◆ **What you should do**:
Copy all lines of the listing that include the string "image".

◆ **Data shown**:
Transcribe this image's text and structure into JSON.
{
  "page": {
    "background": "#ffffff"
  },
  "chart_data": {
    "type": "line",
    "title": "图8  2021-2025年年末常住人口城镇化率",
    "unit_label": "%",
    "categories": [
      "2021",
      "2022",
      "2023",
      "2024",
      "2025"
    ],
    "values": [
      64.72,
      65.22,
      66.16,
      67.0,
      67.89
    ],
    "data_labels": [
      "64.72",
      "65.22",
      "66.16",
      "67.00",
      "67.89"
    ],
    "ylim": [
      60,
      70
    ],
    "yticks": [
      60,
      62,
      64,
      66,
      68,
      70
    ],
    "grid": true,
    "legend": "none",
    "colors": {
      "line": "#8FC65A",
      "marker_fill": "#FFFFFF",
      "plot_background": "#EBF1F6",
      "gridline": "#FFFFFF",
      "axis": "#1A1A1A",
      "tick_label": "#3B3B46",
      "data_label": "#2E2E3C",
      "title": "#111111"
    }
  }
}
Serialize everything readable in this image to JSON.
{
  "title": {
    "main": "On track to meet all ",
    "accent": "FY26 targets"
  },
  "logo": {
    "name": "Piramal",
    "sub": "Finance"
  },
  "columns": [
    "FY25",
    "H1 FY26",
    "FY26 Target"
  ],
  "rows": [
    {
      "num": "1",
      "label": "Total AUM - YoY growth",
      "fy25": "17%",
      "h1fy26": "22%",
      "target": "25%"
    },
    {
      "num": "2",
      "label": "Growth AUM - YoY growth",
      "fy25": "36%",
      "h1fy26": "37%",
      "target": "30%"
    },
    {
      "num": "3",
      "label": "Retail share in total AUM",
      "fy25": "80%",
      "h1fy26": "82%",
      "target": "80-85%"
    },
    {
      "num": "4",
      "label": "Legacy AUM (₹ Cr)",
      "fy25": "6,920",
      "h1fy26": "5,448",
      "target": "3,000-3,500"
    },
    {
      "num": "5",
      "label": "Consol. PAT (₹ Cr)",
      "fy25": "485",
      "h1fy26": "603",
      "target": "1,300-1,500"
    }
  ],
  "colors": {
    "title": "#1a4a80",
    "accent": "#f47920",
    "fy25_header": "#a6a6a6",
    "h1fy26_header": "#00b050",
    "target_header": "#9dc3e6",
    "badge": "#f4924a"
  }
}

◆ **Answer below**:
Transcribe this image's text and structure into JSON.
Serialize everything readable in this image to JSON.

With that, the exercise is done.